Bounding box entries
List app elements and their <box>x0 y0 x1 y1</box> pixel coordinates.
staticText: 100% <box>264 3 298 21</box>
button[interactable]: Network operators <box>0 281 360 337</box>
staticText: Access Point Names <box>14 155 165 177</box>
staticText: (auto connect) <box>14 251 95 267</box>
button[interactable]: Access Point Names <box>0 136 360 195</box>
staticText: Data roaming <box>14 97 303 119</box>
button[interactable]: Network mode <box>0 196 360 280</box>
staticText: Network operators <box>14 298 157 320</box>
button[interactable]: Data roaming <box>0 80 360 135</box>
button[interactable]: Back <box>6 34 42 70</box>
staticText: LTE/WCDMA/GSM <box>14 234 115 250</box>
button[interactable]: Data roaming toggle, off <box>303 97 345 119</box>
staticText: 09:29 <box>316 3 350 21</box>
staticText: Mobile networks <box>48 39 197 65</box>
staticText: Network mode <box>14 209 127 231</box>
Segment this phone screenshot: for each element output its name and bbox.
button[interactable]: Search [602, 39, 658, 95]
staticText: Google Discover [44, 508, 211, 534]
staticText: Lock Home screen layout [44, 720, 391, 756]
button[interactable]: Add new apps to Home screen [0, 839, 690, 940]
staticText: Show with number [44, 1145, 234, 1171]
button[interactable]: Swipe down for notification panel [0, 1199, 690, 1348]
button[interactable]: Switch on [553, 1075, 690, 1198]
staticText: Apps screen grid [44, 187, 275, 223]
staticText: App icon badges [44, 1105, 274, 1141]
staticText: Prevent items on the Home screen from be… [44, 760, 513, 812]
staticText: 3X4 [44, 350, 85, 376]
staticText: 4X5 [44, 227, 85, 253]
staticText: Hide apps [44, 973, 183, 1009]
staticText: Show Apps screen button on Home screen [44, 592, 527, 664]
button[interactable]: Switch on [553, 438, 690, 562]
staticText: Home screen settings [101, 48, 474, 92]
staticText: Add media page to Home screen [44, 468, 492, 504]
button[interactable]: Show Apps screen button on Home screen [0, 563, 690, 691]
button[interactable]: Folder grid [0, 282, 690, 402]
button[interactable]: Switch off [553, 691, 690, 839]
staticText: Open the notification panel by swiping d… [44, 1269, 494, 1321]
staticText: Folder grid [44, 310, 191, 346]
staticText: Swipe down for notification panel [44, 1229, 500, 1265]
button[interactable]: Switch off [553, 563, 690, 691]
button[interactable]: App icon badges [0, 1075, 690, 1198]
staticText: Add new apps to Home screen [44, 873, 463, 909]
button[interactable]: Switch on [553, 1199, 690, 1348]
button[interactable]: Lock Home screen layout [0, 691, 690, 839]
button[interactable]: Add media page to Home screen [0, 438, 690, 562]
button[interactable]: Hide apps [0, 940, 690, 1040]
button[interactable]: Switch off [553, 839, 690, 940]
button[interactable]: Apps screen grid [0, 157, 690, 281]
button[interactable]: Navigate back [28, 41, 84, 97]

Request
Transcribe these lines exactly as they appear, from the first to the last.

Correct result
List app elements and their <box>x0 y0 x1 y1</box> pixel coordinates.
staticText: 100% <box>264 3 298 21</box>
button[interactable]: Network operators <box>0 281 360 337</box>
staticText: Access Point Names <box>14 155 165 177</box>
staticText: (auto connect) <box>14 251 95 267</box>
button[interactable]: Access Point Names <box>0 136 360 195</box>
staticText: Data roaming <box>14 97 303 119</box>
button[interactable]: Network mode <box>0 196 360 280</box>
staticText: Network operators <box>14 298 157 320</box>
button[interactable]: Data roaming <box>0 80 360 135</box>
button[interactable]: Back <box>6 34 42 70</box>
staticText: LTE/WCDMA/GSM <box>14 234 115 250</box>
button[interactable]: Data roaming toggle, off <box>303 97 345 119</box>
staticText: 09:29 <box>316 3 350 21</box>
staticText: Mobile networks <box>48 39 197 65</box>
staticText: Network mode <box>14 209 127 231</box>
Segment this phone screenshot: for each element output its name and bbox.
button[interactable]: Search [602, 39, 658, 95]
staticText: Google Discover [44, 508, 211, 534]
staticText: Lock Home screen layout [44, 720, 391, 756]
button[interactable]: Add new apps to Home screen [0, 839, 690, 940]
staticText: Show with number [44, 1145, 234, 1171]
button[interactable]: Swipe down for notification panel [0, 1199, 690, 1348]
button[interactable]: Switch on [553, 1075, 690, 1198]
staticText: Apps screen grid [44, 187, 275, 223]
staticText: App icon badges [44, 1105, 274, 1141]
staticText: Prevent items on the Home screen from be… [44, 760, 513, 812]
staticText: 3X4 [44, 350, 85, 376]
staticText: 4X5 [44, 227, 85, 253]
staticText: Hide apps [44, 973, 183, 1009]
staticText: Show Apps screen button on Home screen [44, 592, 527, 664]
button[interactable]: Switch on [553, 438, 690, 562]
staticText: Home screen settings [101, 48, 474, 92]
staticText: Add media page to Home screen [44, 468, 492, 504]
button[interactable]: Show Apps screen button on Home screen [0, 563, 690, 691]
button[interactable]: Folder grid [0, 282, 690, 402]
button[interactable]: Switch off [553, 691, 690, 839]
staticText: Open the notification panel by swiping d… [44, 1269, 494, 1321]
staticText: Folder grid [44, 310, 191, 346]
staticText: Swipe down for notification panel [44, 1229, 500, 1265]
button[interactable]: Switch off [553, 563, 690, 691]
button[interactable]: App icon badges [0, 1075, 690, 1198]
staticText: Add new apps to Home screen [44, 873, 463, 909]
button[interactable]: Switch on [553, 1199, 690, 1348]
button[interactable]: Lock Home screen layout [0, 691, 690, 839]
button[interactable]: Add media page to Home screen [0, 438, 690, 562]
button[interactable]: Hide apps [0, 940, 690, 1040]
button[interactable]: Switch off [553, 839, 690, 940]
button[interactable]: Apps screen grid [0, 157, 690, 281]
button[interactable]: Navigate back [28, 41, 84, 97]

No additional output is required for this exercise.